Exercise description
Output all the records word for word. Drop the pictures.
===============
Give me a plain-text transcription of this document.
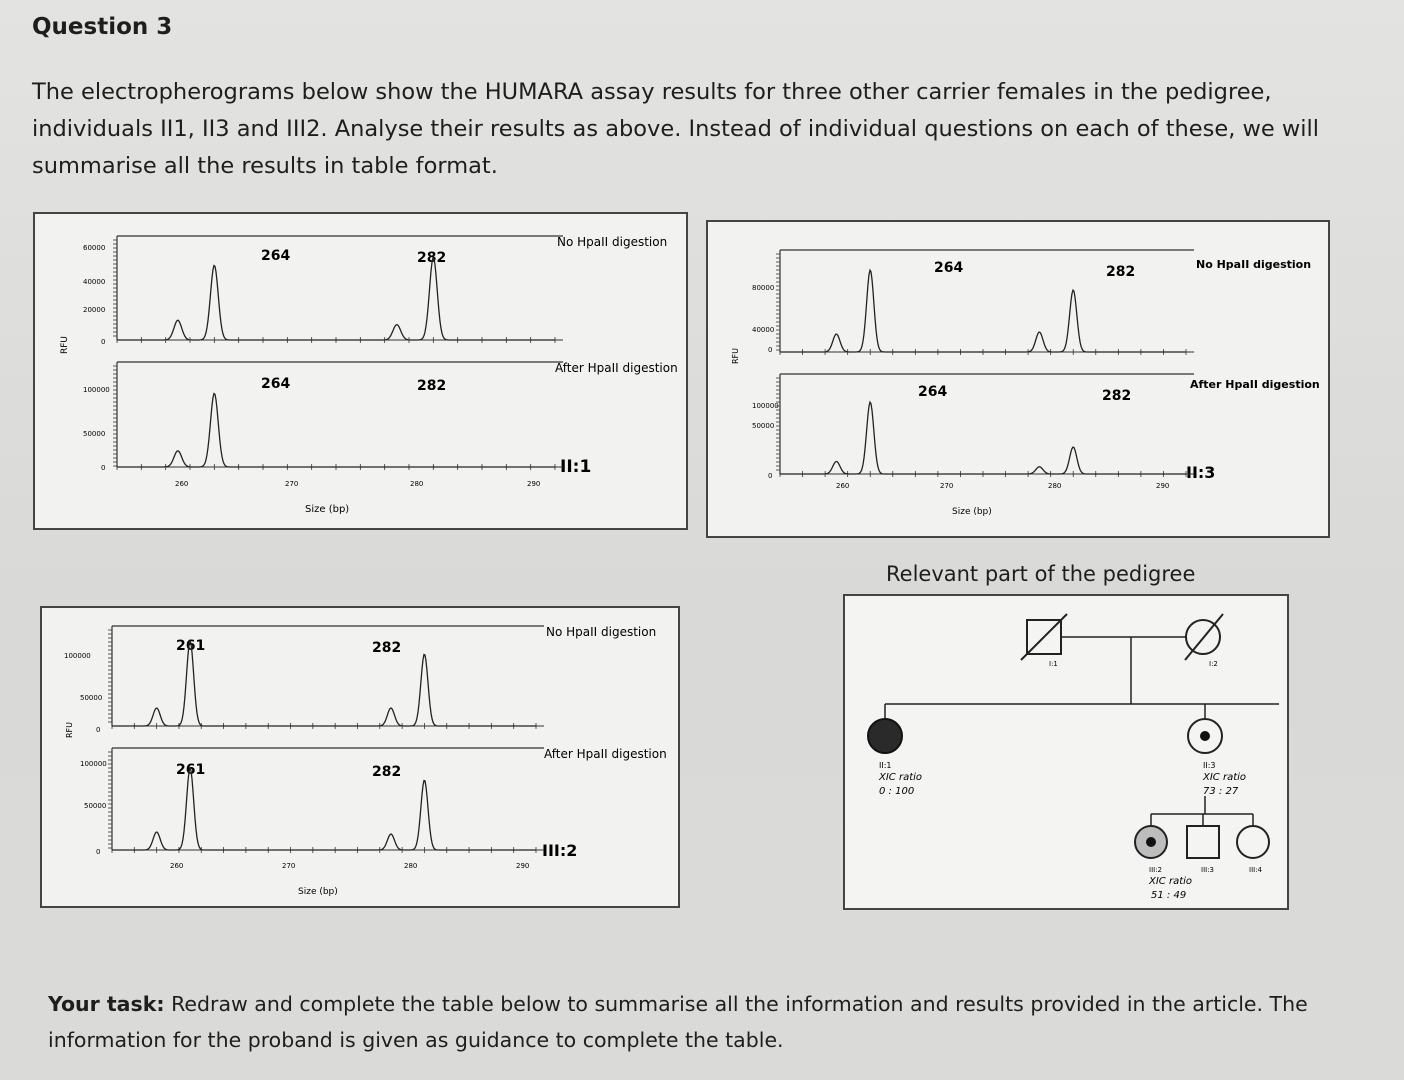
Question 3

The electropherograms below show the HUMARA assay results for three other carrier females in the pedigree, individuals II1, II3 and III2. Analyse their results as above. Instead of individual questions on each of these, we will summarise all the results in table format.

RFU
Size (bp)
No HpaII digestion
After HpaII digestion
II:1
264	282
264	282
60000
40000
20000
0
100000
50000
0
260	270	280	290
RFU
Size (bp)
No HpaII digestion
After HpaII digestion
II:3
264	282
264	282
80000
40000
0
100000
50000
0
260	270	280	290
RFU
Size (bp)
No HpaII digestion
After HpaII digestion
III:2
261	282
261	282
100000
50000
0
100000
50000
0
260	270	280	290
Relevant part of the pedigree
I:1	I:2
II:1
XIC ratio
0 : 100
II:3
XIC ratio
73 : 27
III:2
XIC ratio
51 : 49
III:3	III:4

Your task: Redraw and complete the table below to summarise all the information and results provided in the article. The information for the proband is given as guidance to complete the table.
===============
Response below
Give me a plain-text transcription of this document.
Question 3

The electropherograms below show the HUMARA assay results for three other carrier females in the pedigree, individuals II1, II3 and III2. Analyse their results as above. Instead of individual questions on each of these, we will summarise all the results in table format.

RFU
Size (bp)
No HpaII digestion
After HpaII digestion
II:1
264	282
264	282
60000
40000
20000
0
100000
50000
0
260	270	280	290
RFU
Size (bp)
No HpaII digestion
After HpaII digestion
II:3
264	282
264	282
80000
40000
0
100000
50000
0
260	270	280	290
RFU
Size (bp)
No HpaII digestion
After HpaII digestion
III:2
261	282
261	282
100000
50000
0
100000
50000
0
260	270	280	290
Relevant part of the pedigree
I:1	I:2
II:1
XIC ratio
0 : 100
II:3
XIC ratio
73 : 27
III:2
XIC ratio
51 : 49
III:3	III:4

Your task: Redraw and complete the table below to summarise all the information and results provided in the article. The information for the proband is given as guidance to complete the table.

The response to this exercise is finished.